▶ Goal of the exercise
Scan the entries below for the word "народження". Copy each line that has it.

____

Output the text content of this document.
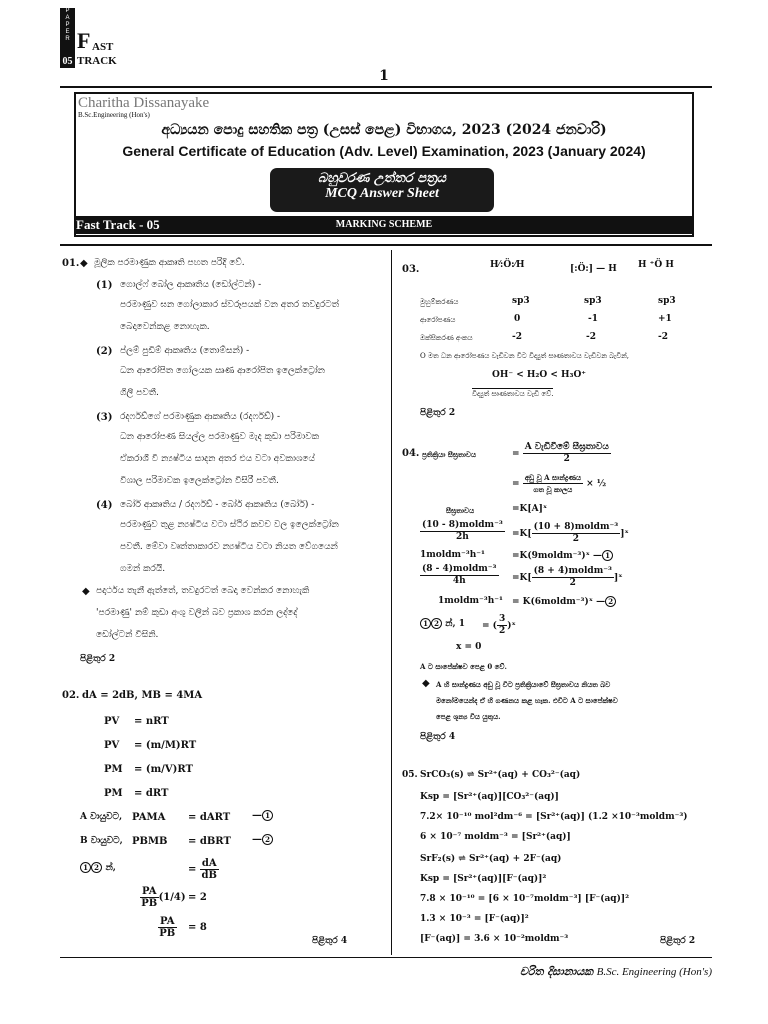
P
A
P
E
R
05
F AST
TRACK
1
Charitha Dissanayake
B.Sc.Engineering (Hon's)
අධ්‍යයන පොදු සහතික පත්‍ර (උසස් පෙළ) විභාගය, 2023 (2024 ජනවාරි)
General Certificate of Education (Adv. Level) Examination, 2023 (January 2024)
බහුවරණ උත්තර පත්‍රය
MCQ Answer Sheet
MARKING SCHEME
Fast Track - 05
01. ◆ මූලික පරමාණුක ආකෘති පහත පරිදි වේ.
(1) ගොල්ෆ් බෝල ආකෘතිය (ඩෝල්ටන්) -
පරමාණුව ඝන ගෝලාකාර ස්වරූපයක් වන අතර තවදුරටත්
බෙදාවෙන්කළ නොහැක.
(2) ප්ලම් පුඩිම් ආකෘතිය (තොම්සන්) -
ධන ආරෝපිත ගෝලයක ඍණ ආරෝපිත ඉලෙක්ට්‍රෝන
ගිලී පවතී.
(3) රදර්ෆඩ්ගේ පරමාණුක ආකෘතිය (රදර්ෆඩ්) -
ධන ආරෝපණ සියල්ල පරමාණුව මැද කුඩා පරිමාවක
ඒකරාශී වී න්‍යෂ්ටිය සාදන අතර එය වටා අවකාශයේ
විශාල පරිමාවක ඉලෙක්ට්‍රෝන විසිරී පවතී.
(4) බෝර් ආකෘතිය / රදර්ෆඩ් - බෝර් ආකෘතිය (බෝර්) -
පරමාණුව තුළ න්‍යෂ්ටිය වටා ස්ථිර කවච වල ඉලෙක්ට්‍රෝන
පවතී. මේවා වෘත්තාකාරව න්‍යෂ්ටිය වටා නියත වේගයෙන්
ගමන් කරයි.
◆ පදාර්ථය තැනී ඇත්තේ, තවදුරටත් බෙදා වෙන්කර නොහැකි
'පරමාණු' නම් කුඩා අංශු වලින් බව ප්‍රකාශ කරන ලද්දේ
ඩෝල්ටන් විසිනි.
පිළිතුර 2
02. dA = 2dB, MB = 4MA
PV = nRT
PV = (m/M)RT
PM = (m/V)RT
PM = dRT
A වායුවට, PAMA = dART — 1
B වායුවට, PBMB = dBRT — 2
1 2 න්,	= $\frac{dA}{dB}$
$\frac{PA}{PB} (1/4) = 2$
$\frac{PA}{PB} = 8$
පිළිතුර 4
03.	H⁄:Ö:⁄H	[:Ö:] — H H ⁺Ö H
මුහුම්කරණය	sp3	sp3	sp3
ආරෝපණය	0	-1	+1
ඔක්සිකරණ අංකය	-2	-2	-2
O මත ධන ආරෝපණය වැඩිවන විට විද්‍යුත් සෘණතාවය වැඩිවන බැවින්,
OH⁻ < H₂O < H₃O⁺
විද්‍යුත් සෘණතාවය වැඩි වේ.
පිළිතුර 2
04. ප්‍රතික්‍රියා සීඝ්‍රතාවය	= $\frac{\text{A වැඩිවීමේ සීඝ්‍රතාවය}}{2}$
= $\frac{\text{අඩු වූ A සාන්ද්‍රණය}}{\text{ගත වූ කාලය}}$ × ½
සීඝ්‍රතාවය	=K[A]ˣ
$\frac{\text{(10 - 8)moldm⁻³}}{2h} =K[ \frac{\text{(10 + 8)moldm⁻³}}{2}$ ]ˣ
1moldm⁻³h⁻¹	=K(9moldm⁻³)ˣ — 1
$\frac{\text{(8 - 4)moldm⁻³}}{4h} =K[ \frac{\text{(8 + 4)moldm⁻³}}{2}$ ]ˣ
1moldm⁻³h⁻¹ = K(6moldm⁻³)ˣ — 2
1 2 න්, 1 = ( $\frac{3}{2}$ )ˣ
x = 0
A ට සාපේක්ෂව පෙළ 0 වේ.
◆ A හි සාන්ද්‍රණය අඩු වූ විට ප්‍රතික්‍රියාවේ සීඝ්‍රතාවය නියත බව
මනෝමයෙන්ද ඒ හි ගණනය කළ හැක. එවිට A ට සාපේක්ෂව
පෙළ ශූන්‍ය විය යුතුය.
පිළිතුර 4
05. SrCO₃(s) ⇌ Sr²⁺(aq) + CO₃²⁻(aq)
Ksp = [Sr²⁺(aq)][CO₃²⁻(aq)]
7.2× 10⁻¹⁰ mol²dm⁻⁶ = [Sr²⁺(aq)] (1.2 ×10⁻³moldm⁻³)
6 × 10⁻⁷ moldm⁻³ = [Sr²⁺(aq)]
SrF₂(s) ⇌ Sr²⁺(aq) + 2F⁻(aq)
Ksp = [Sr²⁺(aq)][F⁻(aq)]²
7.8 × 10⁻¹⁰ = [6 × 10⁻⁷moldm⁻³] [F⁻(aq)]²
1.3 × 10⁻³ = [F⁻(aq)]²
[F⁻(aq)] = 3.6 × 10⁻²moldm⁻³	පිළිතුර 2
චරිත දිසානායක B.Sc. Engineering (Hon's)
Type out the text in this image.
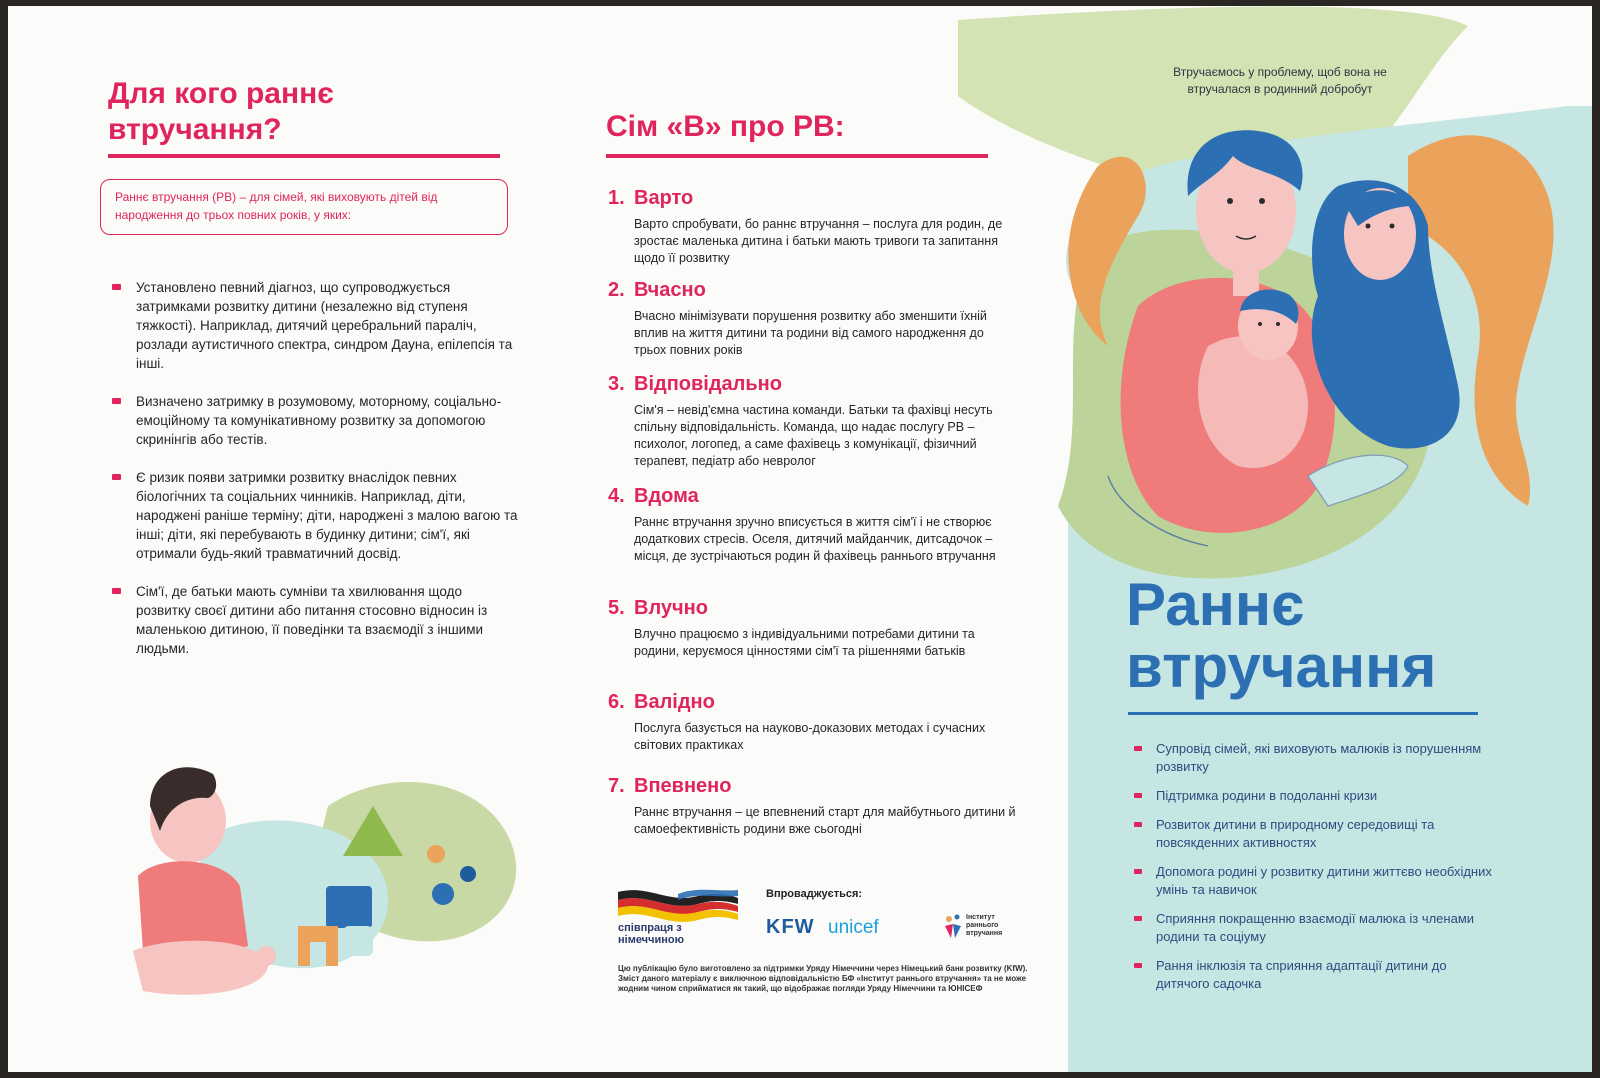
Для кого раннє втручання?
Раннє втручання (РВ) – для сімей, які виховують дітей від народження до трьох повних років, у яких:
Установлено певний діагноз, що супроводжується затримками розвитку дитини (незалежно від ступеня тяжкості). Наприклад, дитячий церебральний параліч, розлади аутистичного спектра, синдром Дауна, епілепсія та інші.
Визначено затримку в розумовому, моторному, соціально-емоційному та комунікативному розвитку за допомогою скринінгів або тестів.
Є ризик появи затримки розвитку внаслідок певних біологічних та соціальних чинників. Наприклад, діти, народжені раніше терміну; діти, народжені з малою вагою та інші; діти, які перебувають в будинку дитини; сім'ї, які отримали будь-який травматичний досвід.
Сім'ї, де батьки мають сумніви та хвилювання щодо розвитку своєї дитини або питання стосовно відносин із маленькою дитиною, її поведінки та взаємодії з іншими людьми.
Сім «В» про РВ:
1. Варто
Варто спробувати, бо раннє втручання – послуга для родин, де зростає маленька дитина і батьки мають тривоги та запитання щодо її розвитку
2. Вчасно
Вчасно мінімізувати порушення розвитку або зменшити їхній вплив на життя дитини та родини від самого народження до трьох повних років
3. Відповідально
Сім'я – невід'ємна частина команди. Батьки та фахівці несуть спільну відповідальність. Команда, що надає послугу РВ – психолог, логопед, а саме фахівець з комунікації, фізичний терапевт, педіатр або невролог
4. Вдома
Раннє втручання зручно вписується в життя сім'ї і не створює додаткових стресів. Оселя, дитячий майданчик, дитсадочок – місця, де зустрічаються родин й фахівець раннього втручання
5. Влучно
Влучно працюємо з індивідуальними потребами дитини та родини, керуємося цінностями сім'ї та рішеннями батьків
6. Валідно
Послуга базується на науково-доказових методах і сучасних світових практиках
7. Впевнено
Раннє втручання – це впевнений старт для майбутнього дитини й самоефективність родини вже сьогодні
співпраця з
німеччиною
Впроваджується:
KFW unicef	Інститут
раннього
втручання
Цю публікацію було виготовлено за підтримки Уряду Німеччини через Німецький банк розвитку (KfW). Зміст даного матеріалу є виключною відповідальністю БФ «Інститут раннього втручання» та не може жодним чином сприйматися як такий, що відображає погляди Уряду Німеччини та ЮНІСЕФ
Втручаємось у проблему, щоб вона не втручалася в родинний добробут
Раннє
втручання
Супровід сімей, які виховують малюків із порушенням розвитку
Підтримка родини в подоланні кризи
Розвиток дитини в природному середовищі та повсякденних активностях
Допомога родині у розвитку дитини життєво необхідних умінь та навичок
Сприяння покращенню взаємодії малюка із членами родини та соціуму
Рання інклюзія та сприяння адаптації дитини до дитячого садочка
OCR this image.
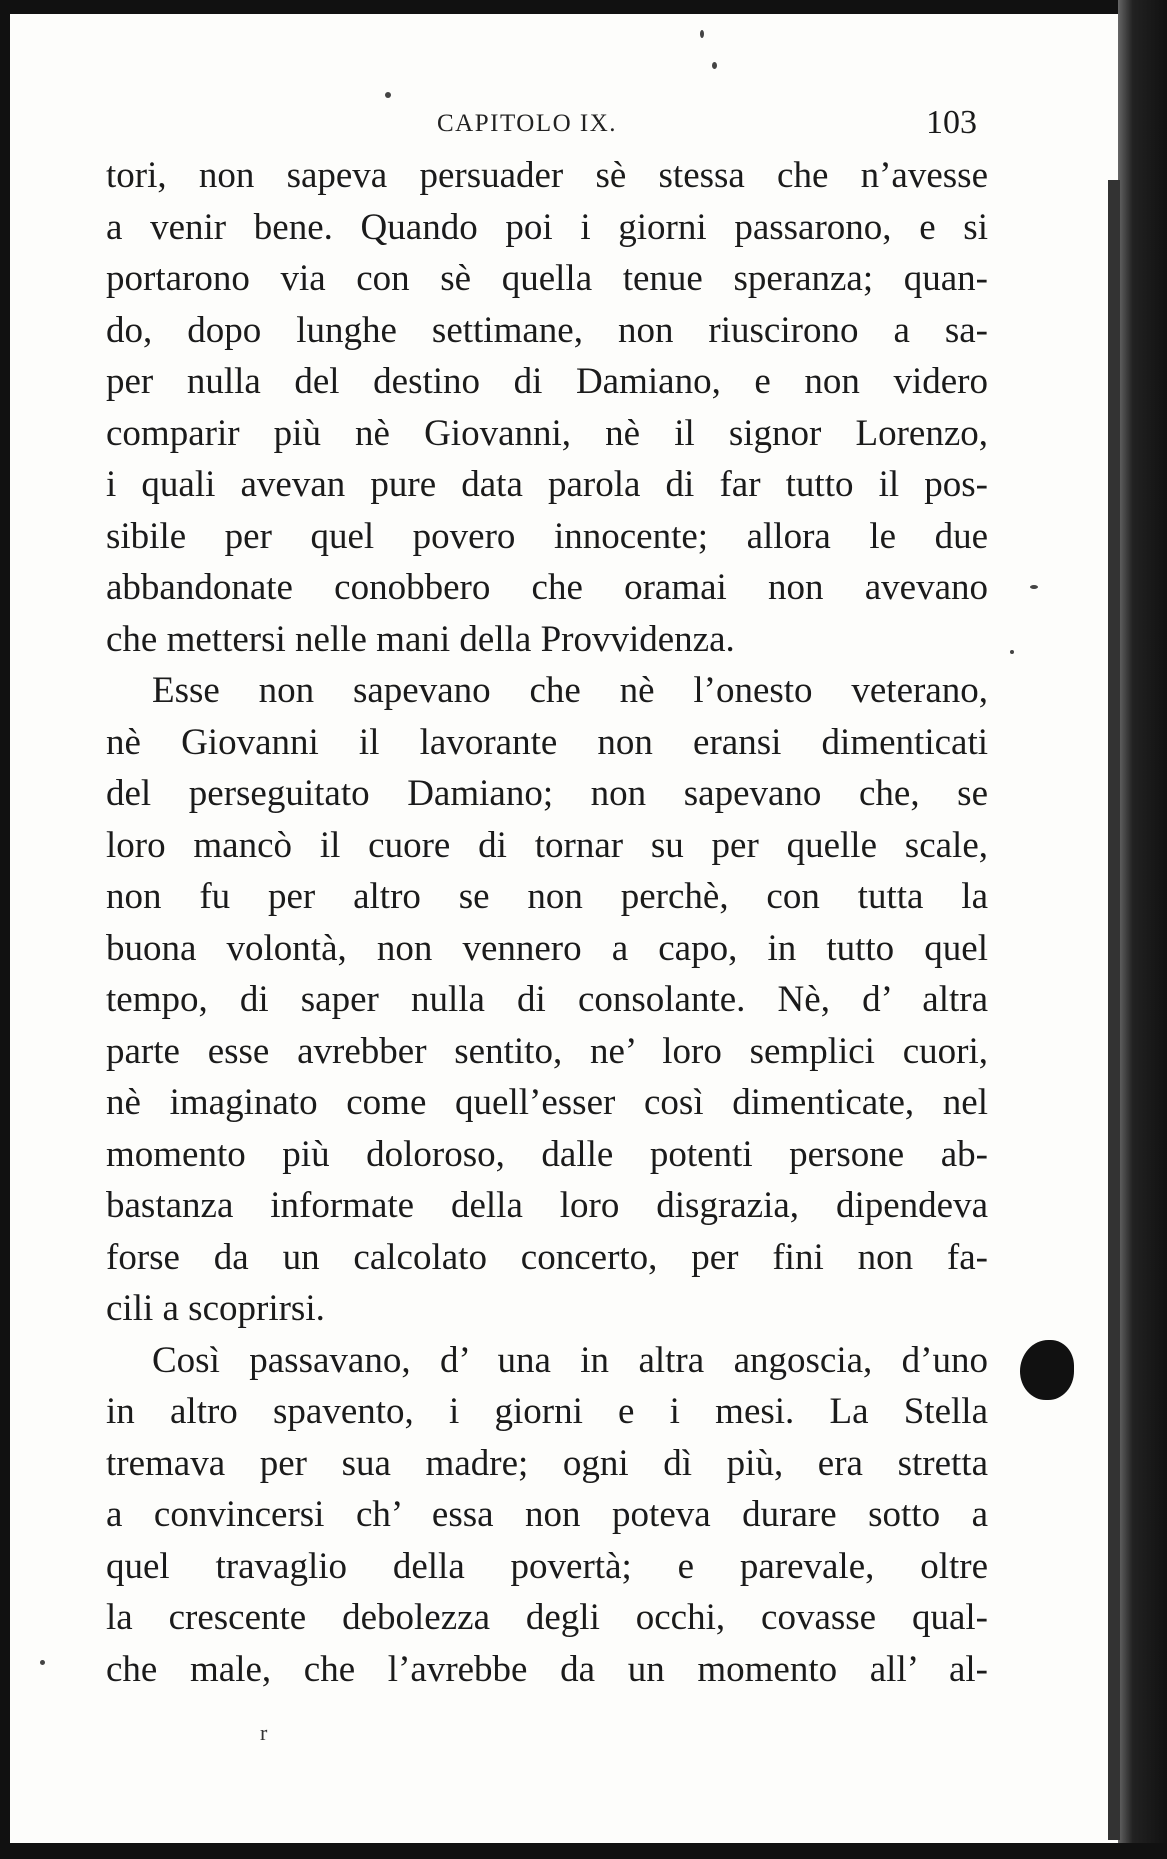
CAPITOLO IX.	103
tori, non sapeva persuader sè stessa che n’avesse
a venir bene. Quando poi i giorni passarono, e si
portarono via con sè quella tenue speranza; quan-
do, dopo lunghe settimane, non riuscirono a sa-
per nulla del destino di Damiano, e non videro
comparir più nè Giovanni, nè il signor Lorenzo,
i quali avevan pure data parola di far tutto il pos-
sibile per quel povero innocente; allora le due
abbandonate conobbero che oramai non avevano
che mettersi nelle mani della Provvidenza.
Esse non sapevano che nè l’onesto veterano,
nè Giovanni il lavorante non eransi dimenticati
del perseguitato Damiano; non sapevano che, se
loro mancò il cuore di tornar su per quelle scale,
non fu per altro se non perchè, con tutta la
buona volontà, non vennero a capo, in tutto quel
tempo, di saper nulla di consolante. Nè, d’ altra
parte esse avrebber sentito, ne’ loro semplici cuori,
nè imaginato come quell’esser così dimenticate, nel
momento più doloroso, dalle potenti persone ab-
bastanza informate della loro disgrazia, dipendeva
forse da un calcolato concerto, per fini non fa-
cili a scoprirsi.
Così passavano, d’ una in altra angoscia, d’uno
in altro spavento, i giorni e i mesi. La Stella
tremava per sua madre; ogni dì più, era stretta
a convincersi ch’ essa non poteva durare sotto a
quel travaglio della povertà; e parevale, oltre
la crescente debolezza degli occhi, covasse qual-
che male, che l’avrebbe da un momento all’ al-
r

____

▶ Complete response
Раннє втручання (РВ) – для сімей, які виховують дітей від народження до трьох повних років, у яких:
Вчасно мінімізувати порушення розвитку або зменшити їхній вплив на життя дитини та родини від самого народження до трьох повних років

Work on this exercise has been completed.